┌─ DATASET

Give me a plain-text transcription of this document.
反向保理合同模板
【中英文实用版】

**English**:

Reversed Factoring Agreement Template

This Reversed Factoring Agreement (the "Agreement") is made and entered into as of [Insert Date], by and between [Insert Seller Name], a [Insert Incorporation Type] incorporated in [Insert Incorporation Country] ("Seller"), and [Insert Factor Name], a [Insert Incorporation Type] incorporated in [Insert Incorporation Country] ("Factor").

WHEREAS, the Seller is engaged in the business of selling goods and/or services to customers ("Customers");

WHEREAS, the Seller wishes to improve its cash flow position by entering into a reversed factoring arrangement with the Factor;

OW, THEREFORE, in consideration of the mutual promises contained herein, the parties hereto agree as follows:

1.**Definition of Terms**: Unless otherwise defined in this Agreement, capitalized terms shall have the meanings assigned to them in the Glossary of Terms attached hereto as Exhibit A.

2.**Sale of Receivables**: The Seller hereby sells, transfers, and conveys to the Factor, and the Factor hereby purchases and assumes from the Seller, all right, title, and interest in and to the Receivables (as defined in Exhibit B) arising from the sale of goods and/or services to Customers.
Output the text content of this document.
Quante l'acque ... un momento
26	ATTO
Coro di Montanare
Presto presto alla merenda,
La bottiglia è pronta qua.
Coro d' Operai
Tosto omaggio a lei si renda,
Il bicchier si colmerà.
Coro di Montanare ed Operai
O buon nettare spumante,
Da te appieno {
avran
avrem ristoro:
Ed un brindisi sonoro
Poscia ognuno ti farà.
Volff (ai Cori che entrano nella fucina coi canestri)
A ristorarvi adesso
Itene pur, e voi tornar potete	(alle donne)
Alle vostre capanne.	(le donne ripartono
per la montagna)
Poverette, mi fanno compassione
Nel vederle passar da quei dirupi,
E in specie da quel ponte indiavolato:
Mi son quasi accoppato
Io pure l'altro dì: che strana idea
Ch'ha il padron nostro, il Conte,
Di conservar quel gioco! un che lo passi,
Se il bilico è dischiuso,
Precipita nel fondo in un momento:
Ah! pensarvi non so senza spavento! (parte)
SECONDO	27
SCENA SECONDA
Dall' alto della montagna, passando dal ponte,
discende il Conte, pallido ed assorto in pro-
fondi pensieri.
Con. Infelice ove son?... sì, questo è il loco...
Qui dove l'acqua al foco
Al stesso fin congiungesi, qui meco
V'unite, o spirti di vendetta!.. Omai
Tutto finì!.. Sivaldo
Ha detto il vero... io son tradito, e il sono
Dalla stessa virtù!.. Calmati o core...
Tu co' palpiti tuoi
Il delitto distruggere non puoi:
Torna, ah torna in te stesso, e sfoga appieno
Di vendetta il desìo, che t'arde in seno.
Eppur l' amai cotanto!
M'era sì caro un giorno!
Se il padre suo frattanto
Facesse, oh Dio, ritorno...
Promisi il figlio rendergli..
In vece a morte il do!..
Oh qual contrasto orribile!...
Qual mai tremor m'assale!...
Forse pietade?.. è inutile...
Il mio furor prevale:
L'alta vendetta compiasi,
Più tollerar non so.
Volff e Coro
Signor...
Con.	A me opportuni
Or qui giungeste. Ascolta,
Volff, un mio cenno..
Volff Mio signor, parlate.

└─

Find the string "vendetta" in the listing and return every line that holds it.

EXERCISE OUTPUT:
V'unite, o spirti di vendetta!.. Omai
Di vendetta il desìo, che t'arde in seno.
L'alta vendetta compiasi,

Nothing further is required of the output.